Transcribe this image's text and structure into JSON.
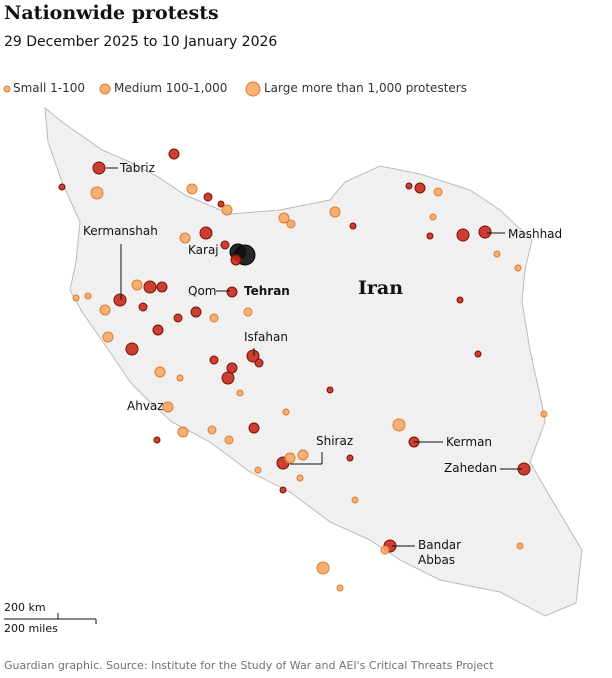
{
  "header": {
    "title": "Nationwide protests",
    "subtitle": "29 December 2025 to 10 January 2026"
  },
  "legend": [
    "Small 1-100",
    "Medium 100-1,000",
    "Large more than 1,000 protesters"
  ],
  "map": {
    "country": "Iran",
    "cities": [
      "Tabriz",
      "Kermanshah",
      "Karaj",
      "Qom",
      "Tehran",
      "Isfahan",
      "Ahvaz",
      "Shiraz",
      "Kerman",
      "Zahedan",
      "Mashhad",
      "Bandar Abbas"
    ]
  },
  "scale": [
    "200 km",
    "200 miles"
  ],
  "footer": "Guardian graphic. Source: Institute for the Study of War and AEI's Critical Threats Project"
}
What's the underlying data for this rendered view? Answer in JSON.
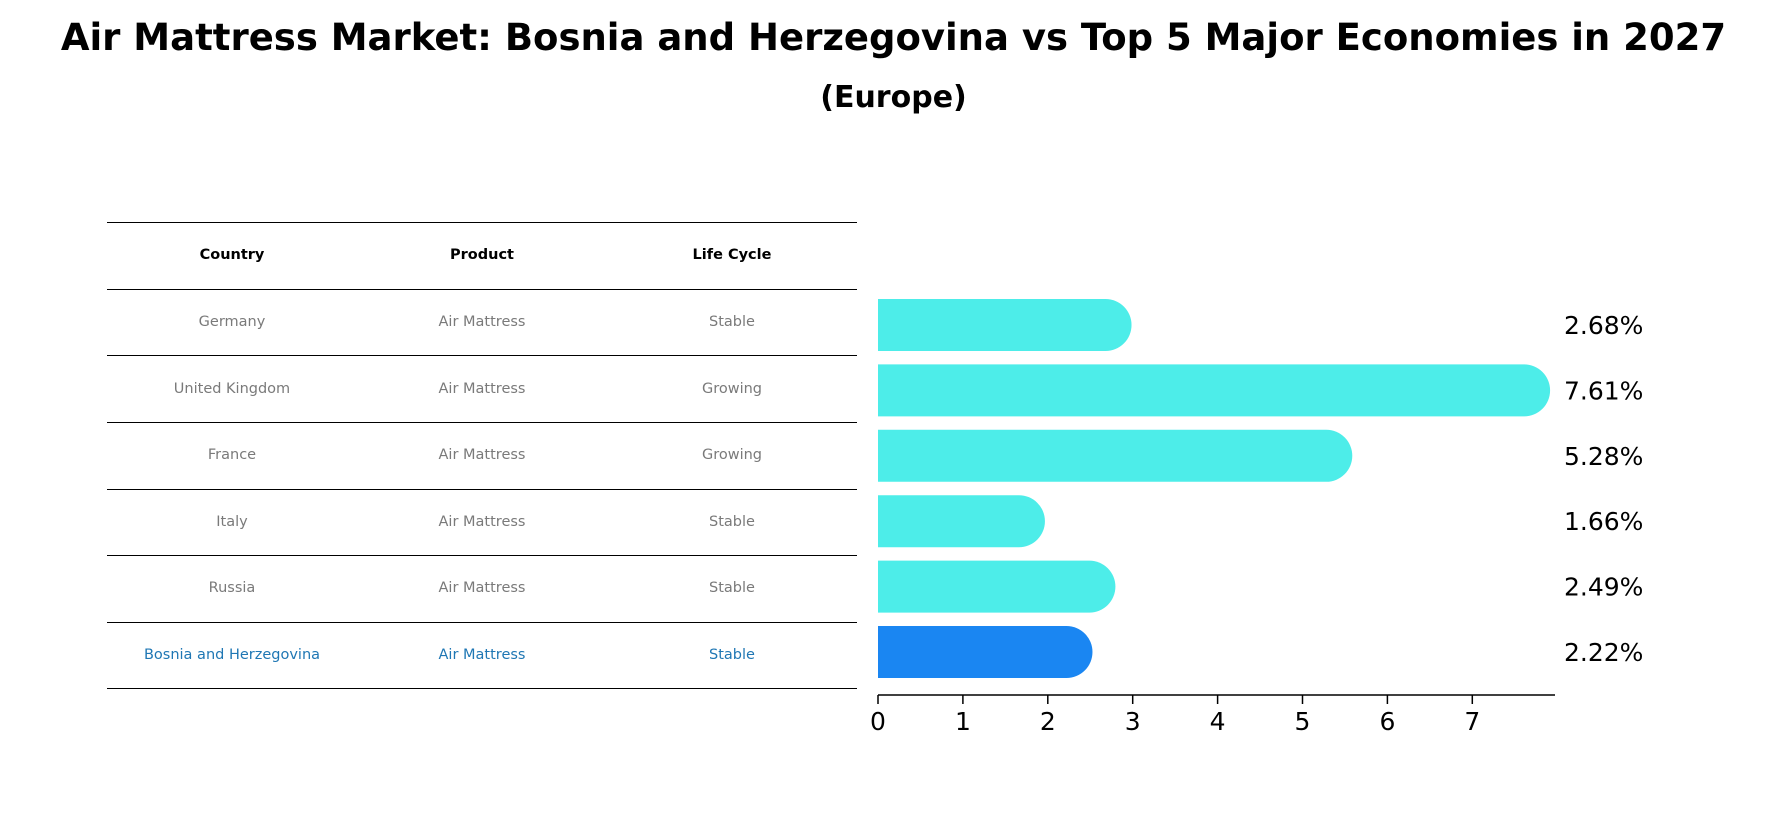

------------------------------------------------------------------------

> [YOUR TASK] Leave out the pictures and transcribe the entries above exactly.

> [OUTPUT FOR THIS EXERCISE]
Transcribe this image's text and structure into JSON.
{
  "header": {
    "title": "Nationwide protests",
    "subtitle": "29 December 2025 to 10 January 2026"
  },
  "legend": [
    "Small 1-100",
    "Medium 100-1,000",
    "Large more than 1,000 protesters"
  ],
  "map": {
    "country": "Iran",
    "cities": [
      "Tabriz",
      "Kermanshah",
      "Karaj",
      "Qom",
      "Tehran",
      "Isfahan",
      "Ahvaz",
      "Shiraz",
      "Kerman",
      "Zahedan",
      "Mashhad",
      "Bandar Abbas"
    ]
  },
  "scale": [
    "200 km",
    "200 miles"
  ],
  "footer": "Guardian graphic. Source: Institute for the Study of War and AEI's Critical Threats Project"
}
What's the underlying data for this rendered view? Answer in JSON.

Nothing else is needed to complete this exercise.